### Data entries
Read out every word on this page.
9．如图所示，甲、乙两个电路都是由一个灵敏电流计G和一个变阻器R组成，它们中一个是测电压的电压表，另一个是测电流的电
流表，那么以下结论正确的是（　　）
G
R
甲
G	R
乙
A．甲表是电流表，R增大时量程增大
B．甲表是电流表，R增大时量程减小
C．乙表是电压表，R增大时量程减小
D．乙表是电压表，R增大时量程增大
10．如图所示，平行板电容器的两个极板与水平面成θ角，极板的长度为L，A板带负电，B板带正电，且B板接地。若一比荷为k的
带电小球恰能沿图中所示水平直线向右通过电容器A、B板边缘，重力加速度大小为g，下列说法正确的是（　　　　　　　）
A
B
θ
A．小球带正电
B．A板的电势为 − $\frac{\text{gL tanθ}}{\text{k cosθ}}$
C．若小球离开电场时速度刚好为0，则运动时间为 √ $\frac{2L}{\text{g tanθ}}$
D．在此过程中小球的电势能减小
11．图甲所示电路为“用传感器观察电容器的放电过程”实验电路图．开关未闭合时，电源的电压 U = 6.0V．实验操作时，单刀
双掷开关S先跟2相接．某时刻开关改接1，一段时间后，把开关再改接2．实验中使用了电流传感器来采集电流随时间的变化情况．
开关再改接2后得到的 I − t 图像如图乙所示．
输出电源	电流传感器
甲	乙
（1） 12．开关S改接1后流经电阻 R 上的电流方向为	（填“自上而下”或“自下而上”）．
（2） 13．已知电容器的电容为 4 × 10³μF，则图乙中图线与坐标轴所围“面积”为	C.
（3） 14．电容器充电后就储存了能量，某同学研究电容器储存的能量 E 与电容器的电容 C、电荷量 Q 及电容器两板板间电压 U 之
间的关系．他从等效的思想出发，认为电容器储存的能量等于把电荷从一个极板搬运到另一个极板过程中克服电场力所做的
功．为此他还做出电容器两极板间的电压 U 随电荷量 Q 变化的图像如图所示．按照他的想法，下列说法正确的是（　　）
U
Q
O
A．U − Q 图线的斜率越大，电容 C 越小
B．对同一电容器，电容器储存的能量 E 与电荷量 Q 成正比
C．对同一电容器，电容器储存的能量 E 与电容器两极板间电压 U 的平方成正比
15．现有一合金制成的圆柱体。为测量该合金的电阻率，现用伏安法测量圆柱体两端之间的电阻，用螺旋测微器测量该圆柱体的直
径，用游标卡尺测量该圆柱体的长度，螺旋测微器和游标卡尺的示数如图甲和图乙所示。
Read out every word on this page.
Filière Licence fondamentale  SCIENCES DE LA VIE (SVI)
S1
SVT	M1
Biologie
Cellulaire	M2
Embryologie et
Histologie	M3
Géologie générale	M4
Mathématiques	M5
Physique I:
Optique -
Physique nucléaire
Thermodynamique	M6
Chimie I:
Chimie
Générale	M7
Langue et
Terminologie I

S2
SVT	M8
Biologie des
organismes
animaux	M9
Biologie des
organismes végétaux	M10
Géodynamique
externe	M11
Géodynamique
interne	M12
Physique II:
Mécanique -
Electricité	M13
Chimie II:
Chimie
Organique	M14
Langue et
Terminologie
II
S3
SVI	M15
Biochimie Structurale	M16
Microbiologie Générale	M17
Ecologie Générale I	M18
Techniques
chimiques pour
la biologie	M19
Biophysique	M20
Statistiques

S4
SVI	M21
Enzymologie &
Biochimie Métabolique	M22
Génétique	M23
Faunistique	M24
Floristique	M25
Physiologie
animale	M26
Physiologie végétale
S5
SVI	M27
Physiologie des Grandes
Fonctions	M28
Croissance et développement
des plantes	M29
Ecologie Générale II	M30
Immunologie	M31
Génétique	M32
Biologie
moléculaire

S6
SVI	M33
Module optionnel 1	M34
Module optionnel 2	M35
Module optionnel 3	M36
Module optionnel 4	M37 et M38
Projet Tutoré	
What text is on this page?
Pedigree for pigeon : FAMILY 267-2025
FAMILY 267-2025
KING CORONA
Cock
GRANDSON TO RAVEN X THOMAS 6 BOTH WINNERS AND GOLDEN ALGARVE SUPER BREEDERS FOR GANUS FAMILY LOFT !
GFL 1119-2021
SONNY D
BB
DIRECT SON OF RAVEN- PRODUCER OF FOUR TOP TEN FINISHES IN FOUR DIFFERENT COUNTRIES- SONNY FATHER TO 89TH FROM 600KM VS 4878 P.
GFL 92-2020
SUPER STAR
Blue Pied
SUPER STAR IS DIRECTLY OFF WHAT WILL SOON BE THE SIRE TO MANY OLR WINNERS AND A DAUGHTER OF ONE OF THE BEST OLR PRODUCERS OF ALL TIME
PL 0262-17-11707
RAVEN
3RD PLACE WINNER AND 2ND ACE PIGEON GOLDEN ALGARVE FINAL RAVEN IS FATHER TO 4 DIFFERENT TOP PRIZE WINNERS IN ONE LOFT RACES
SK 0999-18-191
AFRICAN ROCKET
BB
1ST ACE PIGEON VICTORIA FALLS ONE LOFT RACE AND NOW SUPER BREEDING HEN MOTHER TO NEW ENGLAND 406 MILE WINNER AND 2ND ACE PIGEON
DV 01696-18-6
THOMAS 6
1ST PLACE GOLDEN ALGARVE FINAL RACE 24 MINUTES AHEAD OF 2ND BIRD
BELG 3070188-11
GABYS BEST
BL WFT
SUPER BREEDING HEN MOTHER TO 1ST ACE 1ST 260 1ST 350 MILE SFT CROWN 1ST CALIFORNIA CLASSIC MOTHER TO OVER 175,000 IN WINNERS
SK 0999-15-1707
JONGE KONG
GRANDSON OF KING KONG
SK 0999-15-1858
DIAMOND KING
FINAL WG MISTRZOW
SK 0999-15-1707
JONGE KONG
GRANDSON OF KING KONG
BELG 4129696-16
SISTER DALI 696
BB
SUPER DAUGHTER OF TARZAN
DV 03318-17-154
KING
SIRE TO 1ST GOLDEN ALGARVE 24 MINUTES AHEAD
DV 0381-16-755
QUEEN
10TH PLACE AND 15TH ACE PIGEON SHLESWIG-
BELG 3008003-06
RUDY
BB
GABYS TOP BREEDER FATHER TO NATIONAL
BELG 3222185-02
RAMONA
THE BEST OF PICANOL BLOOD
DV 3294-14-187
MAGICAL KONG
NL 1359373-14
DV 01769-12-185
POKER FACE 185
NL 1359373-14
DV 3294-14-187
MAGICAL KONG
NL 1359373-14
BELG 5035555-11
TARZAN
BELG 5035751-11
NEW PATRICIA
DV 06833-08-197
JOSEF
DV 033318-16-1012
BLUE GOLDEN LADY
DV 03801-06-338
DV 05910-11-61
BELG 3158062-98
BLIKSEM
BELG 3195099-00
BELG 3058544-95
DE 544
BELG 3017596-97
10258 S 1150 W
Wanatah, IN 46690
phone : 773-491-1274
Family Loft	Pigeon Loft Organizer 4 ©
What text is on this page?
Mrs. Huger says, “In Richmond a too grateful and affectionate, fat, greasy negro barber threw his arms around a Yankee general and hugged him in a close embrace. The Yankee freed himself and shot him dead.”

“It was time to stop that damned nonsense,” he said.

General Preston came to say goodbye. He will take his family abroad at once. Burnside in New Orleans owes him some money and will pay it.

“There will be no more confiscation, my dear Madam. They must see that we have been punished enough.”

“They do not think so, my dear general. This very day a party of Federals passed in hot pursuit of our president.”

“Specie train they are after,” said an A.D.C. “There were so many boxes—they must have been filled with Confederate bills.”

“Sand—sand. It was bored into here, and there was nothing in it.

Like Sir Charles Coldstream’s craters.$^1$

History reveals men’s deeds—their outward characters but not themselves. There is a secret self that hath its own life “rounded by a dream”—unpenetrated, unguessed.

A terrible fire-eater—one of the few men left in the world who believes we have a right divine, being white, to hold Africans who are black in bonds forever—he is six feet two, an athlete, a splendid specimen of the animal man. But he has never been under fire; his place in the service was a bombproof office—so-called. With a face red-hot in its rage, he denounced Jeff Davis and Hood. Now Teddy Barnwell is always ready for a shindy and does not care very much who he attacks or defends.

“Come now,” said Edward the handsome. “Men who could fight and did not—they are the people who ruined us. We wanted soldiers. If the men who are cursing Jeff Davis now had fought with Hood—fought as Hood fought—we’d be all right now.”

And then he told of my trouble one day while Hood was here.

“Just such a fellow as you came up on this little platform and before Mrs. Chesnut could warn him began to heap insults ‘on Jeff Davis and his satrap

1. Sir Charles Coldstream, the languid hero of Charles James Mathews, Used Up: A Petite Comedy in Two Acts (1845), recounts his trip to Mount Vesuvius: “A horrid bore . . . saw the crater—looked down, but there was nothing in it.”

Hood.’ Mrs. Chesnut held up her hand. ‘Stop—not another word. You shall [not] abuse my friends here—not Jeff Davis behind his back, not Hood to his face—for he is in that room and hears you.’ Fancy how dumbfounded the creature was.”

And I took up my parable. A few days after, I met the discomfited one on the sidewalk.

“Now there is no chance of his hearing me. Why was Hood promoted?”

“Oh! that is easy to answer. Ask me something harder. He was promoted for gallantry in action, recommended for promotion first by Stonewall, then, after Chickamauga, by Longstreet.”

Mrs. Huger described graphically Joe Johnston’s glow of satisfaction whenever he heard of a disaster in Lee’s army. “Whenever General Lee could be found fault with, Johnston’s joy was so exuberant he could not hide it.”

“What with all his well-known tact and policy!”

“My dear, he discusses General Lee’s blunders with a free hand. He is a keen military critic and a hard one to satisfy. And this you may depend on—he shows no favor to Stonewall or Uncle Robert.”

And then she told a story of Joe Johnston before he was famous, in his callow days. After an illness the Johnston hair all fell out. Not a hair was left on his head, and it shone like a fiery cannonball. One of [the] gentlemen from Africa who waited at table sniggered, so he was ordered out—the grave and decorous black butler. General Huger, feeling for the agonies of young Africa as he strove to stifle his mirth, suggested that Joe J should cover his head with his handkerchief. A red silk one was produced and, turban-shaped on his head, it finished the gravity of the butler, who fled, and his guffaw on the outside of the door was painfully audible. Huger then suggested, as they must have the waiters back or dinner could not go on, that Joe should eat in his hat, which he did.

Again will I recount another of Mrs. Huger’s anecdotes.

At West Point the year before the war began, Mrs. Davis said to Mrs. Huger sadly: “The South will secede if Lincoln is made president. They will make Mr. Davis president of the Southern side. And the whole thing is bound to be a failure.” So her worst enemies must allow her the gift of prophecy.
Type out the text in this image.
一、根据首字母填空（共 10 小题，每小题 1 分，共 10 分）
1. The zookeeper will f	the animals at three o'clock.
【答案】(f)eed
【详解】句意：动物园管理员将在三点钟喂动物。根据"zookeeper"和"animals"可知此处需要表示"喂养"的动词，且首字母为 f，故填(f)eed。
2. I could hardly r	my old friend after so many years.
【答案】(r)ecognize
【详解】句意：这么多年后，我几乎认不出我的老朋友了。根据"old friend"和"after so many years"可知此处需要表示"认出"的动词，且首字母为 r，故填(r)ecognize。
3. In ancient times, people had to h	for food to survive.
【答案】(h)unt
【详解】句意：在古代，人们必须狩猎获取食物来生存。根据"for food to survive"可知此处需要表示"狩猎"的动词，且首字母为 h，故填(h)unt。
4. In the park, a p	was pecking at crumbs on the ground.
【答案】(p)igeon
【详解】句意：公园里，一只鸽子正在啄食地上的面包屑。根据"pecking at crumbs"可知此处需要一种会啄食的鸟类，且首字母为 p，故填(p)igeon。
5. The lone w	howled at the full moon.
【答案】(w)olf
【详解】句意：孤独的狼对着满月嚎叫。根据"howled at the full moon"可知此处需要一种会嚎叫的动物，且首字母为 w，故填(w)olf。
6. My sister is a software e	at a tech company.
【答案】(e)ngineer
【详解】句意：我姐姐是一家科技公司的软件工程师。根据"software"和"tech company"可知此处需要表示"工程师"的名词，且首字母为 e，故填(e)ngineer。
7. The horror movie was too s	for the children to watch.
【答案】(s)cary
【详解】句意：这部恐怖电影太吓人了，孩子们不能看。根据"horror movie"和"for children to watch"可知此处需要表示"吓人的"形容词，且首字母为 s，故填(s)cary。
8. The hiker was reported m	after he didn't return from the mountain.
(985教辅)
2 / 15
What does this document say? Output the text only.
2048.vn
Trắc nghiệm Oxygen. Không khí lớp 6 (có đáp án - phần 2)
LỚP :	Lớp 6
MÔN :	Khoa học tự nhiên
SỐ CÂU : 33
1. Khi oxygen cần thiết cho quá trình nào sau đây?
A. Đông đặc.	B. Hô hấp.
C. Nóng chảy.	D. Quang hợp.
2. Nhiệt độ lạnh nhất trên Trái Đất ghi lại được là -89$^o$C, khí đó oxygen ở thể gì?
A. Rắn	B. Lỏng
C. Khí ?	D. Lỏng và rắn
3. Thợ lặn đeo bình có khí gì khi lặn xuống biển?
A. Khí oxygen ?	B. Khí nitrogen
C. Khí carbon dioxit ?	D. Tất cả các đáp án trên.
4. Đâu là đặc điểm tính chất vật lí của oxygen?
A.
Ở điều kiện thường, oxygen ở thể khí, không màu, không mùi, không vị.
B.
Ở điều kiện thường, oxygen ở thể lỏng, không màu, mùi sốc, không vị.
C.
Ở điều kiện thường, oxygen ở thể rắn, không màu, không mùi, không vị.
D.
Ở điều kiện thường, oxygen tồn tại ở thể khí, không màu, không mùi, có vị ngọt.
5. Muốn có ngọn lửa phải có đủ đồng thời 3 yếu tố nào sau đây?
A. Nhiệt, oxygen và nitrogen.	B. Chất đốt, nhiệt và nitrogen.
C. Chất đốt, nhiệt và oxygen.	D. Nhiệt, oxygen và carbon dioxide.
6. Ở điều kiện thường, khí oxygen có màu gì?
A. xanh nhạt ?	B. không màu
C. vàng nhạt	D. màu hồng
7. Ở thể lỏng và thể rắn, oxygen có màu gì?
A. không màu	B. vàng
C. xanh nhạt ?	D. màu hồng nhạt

### Instructions for the task
Pick out the lines that have the word "tanθ". Copy them all.

### Exercise response
B．A板的电势为 − $\frac{\text{gL tanθ}}{\text{k cosθ}}$
C．若小球离开电场时速度刚好为0，则运动时间为 √ $\frac{2L}{\text{g tanθ}}$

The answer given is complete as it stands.